▶ _WHAT IS EXPECTED_
Extract all of the entries and give them again, word for word.

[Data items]
>>>>>

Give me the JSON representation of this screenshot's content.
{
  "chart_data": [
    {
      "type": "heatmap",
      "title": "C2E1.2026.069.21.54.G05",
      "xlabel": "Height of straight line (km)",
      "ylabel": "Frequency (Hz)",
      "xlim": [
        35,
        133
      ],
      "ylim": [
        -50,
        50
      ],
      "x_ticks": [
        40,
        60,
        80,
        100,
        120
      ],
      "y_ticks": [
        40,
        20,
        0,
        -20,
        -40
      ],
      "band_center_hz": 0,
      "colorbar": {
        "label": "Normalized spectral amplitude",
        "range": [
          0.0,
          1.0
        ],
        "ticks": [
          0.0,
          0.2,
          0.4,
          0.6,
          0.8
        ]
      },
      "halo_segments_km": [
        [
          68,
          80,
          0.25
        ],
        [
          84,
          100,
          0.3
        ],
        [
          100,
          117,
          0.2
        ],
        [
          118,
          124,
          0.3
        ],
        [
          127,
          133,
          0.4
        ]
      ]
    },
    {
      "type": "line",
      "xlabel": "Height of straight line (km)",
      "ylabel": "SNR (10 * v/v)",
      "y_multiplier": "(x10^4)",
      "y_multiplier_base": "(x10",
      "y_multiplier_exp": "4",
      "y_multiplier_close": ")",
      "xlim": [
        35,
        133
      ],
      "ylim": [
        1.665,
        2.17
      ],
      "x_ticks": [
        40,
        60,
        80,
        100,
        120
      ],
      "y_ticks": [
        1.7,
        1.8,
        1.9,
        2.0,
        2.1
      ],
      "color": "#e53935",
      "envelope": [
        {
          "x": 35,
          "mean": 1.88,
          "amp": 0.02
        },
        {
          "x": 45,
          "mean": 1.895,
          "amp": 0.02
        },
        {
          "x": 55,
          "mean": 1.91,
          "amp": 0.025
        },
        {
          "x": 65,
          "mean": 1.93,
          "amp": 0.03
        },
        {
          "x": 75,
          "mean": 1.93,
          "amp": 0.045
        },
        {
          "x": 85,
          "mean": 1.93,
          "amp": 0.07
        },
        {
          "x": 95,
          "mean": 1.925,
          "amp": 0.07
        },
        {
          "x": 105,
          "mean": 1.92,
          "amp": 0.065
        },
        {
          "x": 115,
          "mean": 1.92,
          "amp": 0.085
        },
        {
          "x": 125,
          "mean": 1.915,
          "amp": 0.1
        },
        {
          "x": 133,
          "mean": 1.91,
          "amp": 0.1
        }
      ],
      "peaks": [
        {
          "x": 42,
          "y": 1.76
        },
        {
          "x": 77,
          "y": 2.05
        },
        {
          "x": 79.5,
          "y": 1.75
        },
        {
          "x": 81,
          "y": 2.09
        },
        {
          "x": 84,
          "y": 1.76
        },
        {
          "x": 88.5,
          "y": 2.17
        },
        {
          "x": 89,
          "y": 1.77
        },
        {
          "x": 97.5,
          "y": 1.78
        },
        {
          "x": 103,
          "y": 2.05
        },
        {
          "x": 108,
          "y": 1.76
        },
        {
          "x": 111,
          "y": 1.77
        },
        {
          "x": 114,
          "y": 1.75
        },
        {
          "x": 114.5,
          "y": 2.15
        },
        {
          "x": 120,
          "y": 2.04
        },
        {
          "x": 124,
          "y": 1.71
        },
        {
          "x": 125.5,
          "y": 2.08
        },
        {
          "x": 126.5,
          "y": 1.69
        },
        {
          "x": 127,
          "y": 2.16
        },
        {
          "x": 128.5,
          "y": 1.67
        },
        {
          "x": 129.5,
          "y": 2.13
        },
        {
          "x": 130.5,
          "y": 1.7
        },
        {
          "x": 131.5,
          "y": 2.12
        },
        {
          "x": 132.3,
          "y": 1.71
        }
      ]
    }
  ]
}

<<<<<

▶ _ANSWER TO THE EXERCISE_
Give me the JSON representation of this screenshot's content.
{
  "chart_data": [
    {
      "type": "heatmap",
      "title": "C2E1.2026.069.21.54.G05",
      "xlabel": "Height of straight line (km)",
      "ylabel": "Frequency (Hz)",
      "xlim": [
        35,
        133
      ],
      "ylim": [
        -50,
        50
      ],
      "x_ticks": [
        40,
        60,
        80,
        100,
        120
      ],
      "y_ticks": [
        40,
        20,
        0,
        -20,
        -40
      ],
      "band_center_hz": 0,
      "colorbar": {
        "label": "Normalized spectral amplitude",
        "range": [
          0.0,
          1.0
        ],
        "ticks": [
          0.0,
          0.2,
          0.4,
          0.6,
          0.8
        ]
      },
      "halo_segments_km": [
        [
          68,
          80,
          0.25
        ],
        [
          84,
          100,
          0.3
        ],
        [
          100,
          117,
          0.2
        ],
        [
          118,
          124,
          0.3
        ],
        [
          127,
          133,
          0.4
        ]
      ]
    },
    {
      "type": "line",
      "xlabel": "Height of straight line (km)",
      "ylabel": "SNR (10 * v/v)",
      "y_multiplier": "(x10^4)",
      "y_multiplier_base": "(x10",
      "y_multiplier_exp": "4",
      "y_multiplier_close": ")",
      "xlim": [
        35,
        133
      ],
      "ylim": [
        1.665,
        2.17
      ],
      "x_ticks": [
        40,
        60,
        80,
        100,
        120
      ],
      "y_ticks": [
        1.7,
        1.8,
        1.9,
        2.0,
        2.1
      ],
      "color": "#e53935",
      "envelope": [
        {
          "x": 35,
          "mean": 1.88,
          "amp": 0.02
        },
        {
          "x": 45,
          "mean": 1.895,
          "amp": 0.02
        },
        {
          "x": 55,
          "mean": 1.91,
          "amp": 0.025
        },
        {
          "x": 65,
          "mean": 1.93,
          "amp": 0.03
        },
        {
          "x": 75,
          "mean": 1.93,
          "amp": 0.045
        },
        {
          "x": 85,
          "mean": 1.93,
          "amp": 0.07
        },
        {
          "x": 95,
          "mean": 1.925,
          "amp": 0.07
        },
        {
          "x": 105,
          "mean": 1.92,
          "amp": 0.065
        },
        {
          "x": 115,
          "mean": 1.92,
          "amp": 0.085
        },
        {
          "x": 125,
          "mean": 1.915,
          "amp": 0.1
        },
        {
          "x": 133,
          "mean": 1.91,
          "amp": 0.1
        }
      ],
      "peaks": [
        {
          "x": 42,
          "y": 1.76
        },
        {
          "x": 77,
          "y": 2.05
        },
        {
          "x": 79.5,
          "y": 1.75
        },
        {
          "x": 81,
          "y": 2.09
        },
        {
          "x": 84,
          "y": 1.76
        },
        {
          "x": 88.5,
          "y": 2.17
        },
        {
          "x": 89,
          "y": 1.77
        },
        {
          "x": 97.5,
          "y": 1.78
        },
        {
          "x": 103,
          "y": 2.05
        },
        {
          "x": 108,
          "y": 1.76
        },
        {
          "x": 111,
          "y": 1.77
        },
        {
          "x": 114,
          "y": 1.75
        },
        {
          "x": 114.5,
          "y": 2.15
        },
        {
          "x": 120,
          "y": 2.04
        },
        {
          "x": 124,
          "y": 1.71
        },
        {
          "x": 125.5,
          "y": 2.08
        },
        {
          "x": 126.5,
          "y": 1.69
        },
        {
          "x": 127,
          "y": 2.16
        },
        {
          "x": 128.5,
          "y": 1.67
        },
        {
          "x": 129.5,
          "y": 2.13
        },
        {
          "x": 130.5,
          "y": 1.7
        },
        {
          "x": 131.5,
          "y": 2.12
        },
        {
          "x": 132.3,
          "y": 1.71
        }
      ]
    }
  ]
}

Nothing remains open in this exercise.